Read the listing below and copy out every line that holds "name".

* **Chart and figure data**
= = =

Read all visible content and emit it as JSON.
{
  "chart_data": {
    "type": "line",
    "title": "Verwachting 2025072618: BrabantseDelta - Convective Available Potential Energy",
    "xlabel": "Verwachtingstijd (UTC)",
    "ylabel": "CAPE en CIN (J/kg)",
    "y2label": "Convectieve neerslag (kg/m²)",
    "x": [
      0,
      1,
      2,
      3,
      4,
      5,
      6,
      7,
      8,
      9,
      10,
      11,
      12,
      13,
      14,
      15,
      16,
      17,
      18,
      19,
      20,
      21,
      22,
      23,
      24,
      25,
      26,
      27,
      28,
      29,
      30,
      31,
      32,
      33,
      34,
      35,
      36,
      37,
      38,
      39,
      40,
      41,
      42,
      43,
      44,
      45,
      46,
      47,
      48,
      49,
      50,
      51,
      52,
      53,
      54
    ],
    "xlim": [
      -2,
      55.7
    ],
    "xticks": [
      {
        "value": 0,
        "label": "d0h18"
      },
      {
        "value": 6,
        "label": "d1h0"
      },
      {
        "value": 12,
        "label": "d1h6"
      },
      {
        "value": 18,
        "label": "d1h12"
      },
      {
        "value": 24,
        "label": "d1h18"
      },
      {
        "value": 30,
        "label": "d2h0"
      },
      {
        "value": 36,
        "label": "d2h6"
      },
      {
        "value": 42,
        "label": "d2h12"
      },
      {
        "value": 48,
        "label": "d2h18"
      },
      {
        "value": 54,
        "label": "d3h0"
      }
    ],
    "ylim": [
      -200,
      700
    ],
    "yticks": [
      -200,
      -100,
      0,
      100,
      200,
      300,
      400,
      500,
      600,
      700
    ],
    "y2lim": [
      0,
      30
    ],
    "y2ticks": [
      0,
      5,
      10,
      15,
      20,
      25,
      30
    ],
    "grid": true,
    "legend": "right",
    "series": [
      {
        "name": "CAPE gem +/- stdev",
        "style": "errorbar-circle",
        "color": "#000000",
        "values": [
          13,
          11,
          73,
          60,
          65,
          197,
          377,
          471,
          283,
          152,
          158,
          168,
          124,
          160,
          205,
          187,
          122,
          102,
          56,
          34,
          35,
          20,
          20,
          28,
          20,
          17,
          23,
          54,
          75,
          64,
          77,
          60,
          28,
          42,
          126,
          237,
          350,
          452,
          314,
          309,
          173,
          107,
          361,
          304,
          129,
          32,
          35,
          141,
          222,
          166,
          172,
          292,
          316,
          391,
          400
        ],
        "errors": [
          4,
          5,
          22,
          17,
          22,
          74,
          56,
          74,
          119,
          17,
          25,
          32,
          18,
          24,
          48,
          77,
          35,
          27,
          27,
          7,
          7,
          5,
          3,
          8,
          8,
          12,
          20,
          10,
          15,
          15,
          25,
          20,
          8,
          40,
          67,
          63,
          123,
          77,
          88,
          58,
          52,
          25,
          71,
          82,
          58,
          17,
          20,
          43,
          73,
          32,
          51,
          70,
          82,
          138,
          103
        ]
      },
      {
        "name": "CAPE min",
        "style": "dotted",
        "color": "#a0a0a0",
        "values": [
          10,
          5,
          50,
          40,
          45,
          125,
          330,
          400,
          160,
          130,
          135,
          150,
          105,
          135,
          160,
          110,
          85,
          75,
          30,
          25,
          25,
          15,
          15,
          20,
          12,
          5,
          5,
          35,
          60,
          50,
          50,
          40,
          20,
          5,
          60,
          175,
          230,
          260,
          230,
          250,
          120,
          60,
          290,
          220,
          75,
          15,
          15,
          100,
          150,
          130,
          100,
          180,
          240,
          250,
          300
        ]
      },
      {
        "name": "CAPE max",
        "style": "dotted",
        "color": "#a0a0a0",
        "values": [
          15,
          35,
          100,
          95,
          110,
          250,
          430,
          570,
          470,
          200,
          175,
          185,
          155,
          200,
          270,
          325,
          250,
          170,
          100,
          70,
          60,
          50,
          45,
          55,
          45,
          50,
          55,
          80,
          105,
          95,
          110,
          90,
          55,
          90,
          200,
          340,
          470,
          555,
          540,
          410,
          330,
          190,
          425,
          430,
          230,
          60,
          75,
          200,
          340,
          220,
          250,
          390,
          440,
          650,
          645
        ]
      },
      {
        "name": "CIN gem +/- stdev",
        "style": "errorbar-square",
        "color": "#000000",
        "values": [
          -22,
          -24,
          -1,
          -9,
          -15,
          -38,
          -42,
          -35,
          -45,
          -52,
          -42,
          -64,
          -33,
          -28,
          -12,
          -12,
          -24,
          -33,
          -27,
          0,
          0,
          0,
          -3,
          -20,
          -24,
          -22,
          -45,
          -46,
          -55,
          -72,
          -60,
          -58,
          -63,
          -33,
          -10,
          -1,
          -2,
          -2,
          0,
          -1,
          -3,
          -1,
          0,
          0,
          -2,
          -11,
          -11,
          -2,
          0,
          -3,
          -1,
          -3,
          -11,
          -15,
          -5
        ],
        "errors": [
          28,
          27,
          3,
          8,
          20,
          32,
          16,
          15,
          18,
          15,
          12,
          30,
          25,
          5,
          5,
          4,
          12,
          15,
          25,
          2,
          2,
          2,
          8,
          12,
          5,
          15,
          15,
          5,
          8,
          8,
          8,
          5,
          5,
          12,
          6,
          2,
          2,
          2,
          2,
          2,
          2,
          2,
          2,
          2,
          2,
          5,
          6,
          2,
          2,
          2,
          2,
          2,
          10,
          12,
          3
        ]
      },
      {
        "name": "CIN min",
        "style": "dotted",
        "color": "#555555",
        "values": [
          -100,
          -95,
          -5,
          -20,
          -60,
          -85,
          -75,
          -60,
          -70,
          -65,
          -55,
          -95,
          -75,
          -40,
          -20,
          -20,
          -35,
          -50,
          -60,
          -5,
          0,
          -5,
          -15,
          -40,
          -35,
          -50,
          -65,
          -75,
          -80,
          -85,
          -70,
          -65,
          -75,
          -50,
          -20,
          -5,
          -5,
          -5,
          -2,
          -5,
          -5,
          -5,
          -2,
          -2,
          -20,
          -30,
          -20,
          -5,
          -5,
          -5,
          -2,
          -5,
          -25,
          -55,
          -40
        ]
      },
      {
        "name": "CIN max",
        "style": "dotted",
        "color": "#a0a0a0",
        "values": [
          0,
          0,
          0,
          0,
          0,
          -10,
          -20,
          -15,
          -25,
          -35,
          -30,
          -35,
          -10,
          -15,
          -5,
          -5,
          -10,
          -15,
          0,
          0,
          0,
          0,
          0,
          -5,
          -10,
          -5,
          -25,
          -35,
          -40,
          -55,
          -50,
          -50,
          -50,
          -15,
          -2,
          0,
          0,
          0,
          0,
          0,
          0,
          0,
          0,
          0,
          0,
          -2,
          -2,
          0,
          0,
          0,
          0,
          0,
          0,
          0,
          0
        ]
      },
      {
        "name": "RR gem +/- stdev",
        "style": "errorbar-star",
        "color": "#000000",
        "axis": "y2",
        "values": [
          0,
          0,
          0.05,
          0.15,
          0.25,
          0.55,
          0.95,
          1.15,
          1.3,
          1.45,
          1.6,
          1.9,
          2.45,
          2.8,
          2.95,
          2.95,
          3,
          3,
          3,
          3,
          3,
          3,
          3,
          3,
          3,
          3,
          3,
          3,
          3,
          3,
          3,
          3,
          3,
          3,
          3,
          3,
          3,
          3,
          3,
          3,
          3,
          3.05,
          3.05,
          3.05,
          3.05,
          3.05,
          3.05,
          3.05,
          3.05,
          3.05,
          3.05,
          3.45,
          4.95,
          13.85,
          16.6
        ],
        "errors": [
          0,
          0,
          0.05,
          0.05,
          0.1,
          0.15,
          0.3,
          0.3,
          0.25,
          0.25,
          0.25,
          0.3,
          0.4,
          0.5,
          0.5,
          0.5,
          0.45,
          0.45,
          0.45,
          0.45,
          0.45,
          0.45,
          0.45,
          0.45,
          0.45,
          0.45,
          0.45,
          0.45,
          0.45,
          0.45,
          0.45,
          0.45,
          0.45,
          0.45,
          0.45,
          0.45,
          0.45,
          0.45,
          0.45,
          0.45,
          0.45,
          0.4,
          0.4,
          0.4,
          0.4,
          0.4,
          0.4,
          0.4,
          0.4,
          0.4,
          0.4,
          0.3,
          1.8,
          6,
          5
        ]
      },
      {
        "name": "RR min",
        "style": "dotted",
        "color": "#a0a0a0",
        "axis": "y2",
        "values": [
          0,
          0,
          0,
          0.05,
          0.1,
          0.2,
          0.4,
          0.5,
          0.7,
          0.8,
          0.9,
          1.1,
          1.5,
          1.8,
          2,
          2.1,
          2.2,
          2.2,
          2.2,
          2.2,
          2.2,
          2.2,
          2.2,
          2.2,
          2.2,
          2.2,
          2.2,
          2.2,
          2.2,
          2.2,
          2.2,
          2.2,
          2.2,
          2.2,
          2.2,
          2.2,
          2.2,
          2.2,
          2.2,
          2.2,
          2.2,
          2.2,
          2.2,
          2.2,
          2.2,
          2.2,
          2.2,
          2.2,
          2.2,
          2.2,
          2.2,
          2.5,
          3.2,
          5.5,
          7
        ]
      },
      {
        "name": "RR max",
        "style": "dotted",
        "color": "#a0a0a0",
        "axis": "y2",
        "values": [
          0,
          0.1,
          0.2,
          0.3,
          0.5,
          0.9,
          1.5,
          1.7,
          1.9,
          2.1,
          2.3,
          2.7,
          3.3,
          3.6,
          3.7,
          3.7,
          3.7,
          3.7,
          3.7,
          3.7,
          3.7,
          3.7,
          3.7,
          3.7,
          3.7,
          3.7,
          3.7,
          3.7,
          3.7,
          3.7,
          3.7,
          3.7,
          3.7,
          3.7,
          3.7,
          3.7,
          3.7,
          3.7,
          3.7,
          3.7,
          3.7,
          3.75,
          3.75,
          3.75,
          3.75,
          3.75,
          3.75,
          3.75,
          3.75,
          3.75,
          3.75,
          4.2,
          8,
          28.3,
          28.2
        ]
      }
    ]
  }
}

= = =

* **TASK ANSWER**
        "name": "CAPE gem +/- stdev",
        "name": "CAPE min",
        "name": "CAPE max",
        "name": "CIN gem +/- stdev",
        "name": "CIN min",
        "name": "CIN max",
        "name": "RR gem +/- stdev",
        "name": "RR min",
        "name": "RR max",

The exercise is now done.